# Extracted data
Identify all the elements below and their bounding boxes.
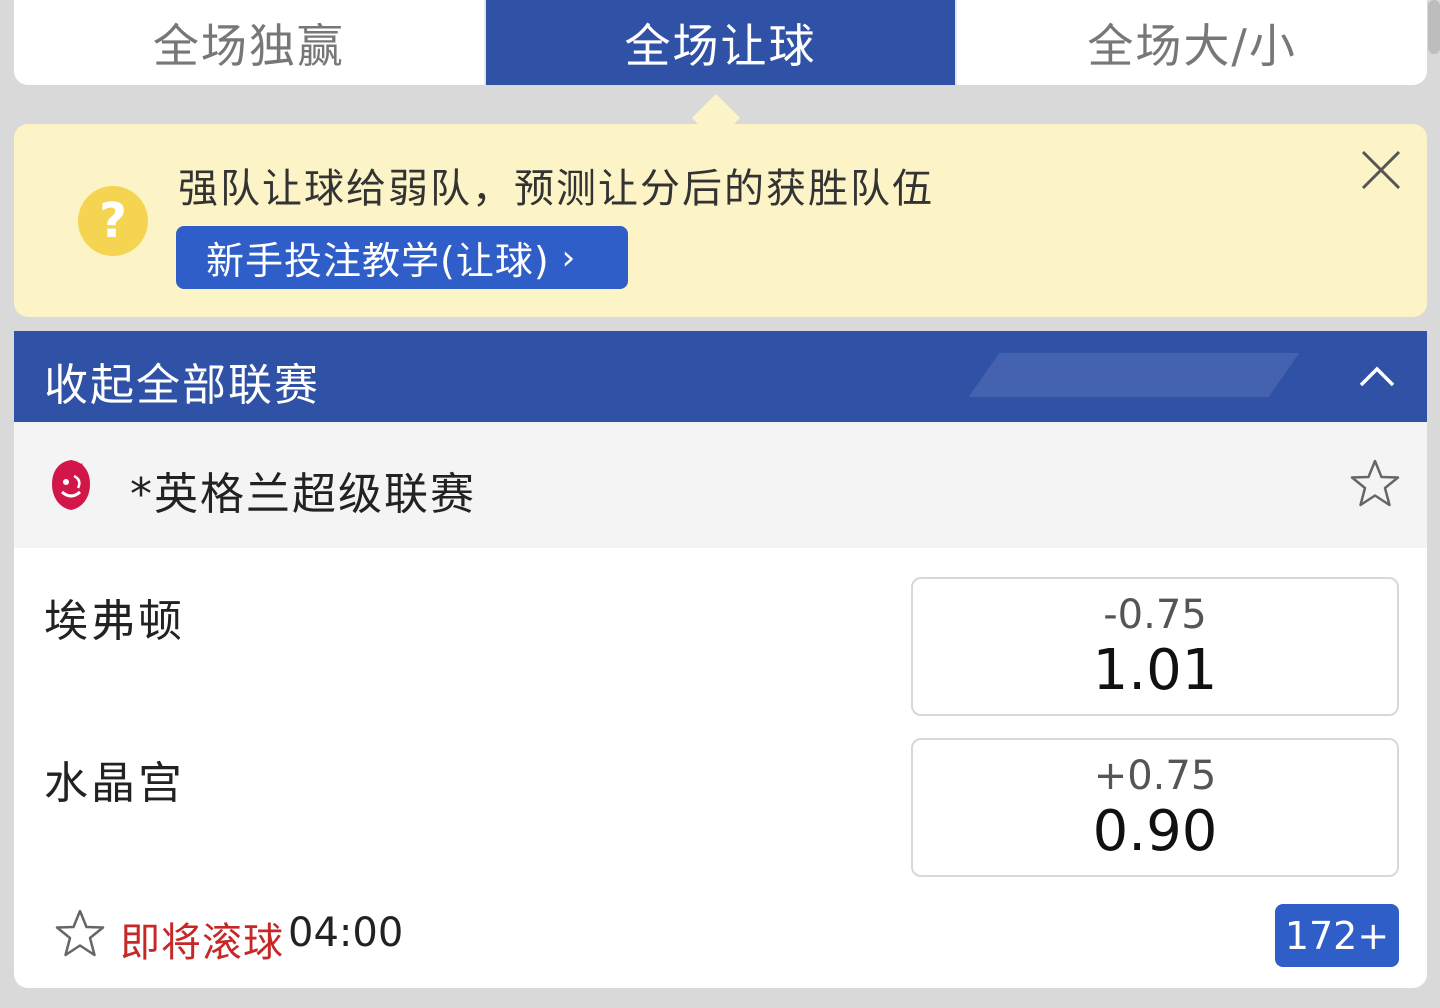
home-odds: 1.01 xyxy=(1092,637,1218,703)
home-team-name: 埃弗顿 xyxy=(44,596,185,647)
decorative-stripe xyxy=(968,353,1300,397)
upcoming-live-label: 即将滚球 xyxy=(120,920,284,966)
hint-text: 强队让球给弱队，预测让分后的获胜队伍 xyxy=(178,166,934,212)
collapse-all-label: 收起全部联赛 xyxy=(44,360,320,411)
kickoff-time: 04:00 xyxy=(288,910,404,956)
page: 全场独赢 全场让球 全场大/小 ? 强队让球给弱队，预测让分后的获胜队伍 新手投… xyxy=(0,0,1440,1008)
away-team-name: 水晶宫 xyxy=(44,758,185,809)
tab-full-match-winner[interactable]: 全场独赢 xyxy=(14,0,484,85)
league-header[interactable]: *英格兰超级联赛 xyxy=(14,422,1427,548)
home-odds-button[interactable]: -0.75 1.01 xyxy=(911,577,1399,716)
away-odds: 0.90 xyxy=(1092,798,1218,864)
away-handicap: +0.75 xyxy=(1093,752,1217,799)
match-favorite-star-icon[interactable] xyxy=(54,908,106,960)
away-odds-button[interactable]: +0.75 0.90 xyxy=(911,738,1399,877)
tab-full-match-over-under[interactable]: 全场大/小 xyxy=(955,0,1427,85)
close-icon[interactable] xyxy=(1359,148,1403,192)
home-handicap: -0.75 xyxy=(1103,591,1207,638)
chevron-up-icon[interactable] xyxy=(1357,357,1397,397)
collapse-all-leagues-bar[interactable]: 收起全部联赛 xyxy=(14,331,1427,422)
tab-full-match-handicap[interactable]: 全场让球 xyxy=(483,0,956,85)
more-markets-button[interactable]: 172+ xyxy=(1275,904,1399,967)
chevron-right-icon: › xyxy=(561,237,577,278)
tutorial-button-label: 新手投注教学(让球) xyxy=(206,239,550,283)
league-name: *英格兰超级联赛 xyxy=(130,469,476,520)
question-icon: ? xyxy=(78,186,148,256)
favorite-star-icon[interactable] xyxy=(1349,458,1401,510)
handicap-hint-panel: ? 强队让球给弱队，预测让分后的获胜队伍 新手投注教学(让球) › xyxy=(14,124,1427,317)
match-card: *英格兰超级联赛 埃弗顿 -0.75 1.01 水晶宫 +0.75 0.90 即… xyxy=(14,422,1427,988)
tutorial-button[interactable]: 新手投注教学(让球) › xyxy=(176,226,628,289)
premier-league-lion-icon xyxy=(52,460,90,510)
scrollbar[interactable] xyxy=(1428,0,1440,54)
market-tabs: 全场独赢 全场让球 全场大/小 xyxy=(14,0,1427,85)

# What is being asked
Copy every line above word for word, but leave out the picture.

# Task answer
Identify all the elements below and their bounding boxes.
home-odds: 1.01 xyxy=(1092,637,1218,703)
home-team-name: 埃弗顿 xyxy=(44,596,185,647)
decorative-stripe xyxy=(968,353,1300,397)
upcoming-live-label: 即将滚球 xyxy=(120,920,284,966)
hint-text: 强队让球给弱队，预测让分后的获胜队伍 xyxy=(178,166,934,212)
collapse-all-label: 收起全部联赛 xyxy=(44,360,320,411)
kickoff-time: 04:00 xyxy=(288,910,404,956)
page: 全场独赢 全场让球 全场大/小 ? 强队让球给弱队，预测让分后的获胜队伍 新手投… xyxy=(0,0,1440,1008)
away-team-name: 水晶宫 xyxy=(44,758,185,809)
tab-full-match-winner[interactable]: 全场独赢 xyxy=(14,0,484,85)
league-header[interactable]: *英格兰超级联赛 xyxy=(14,422,1427,548)
home-odds-button[interactable]: -0.75 1.01 xyxy=(911,577,1399,716)
away-odds: 0.90 xyxy=(1092,798,1218,864)
away-handicap: +0.75 xyxy=(1093,752,1217,799)
match-favorite-star-icon[interactable] xyxy=(54,908,106,960)
away-odds-button[interactable]: +0.75 0.90 xyxy=(911,738,1399,877)
tab-full-match-over-under[interactable]: 全场大/小 xyxy=(955,0,1427,85)
close-icon[interactable] xyxy=(1359,148,1403,192)
home-handicap: -0.75 xyxy=(1103,591,1207,638)
chevron-up-icon[interactable] xyxy=(1357,357,1397,397)
collapse-all-leagues-bar[interactable]: 收起全部联赛 xyxy=(14,331,1427,422)
tab-full-match-handicap[interactable]: 全场让球 xyxy=(483,0,956,85)
more-markets-button[interactable]: 172+ xyxy=(1275,904,1399,967)
chevron-right-icon: › xyxy=(561,237,577,278)
tutorial-button-label: 新手投注教学(让球) xyxy=(206,239,550,283)
league-name: *英格兰超级联赛 xyxy=(130,469,476,520)
question-icon: ? xyxy=(78,186,148,256)
favorite-star-icon[interactable] xyxy=(1349,458,1401,510)
handicap-hint-panel: ? 强队让球给弱队，预测让分后的获胜队伍 新手投注教学(让球) › xyxy=(14,124,1427,317)
match-card: *英格兰超级联赛 埃弗顿 -0.75 1.01 水晶宫 +0.75 0.90 即… xyxy=(14,422,1427,988)
tutorial-button[interactable]: 新手投注教学(让球) › xyxy=(176,226,628,289)
premier-league-lion-icon xyxy=(52,460,90,510)
scrollbar[interactable] xyxy=(1428,0,1440,54)
market-tabs: 全场独赢 全场让球 全场大/小 xyxy=(14,0,1427,85)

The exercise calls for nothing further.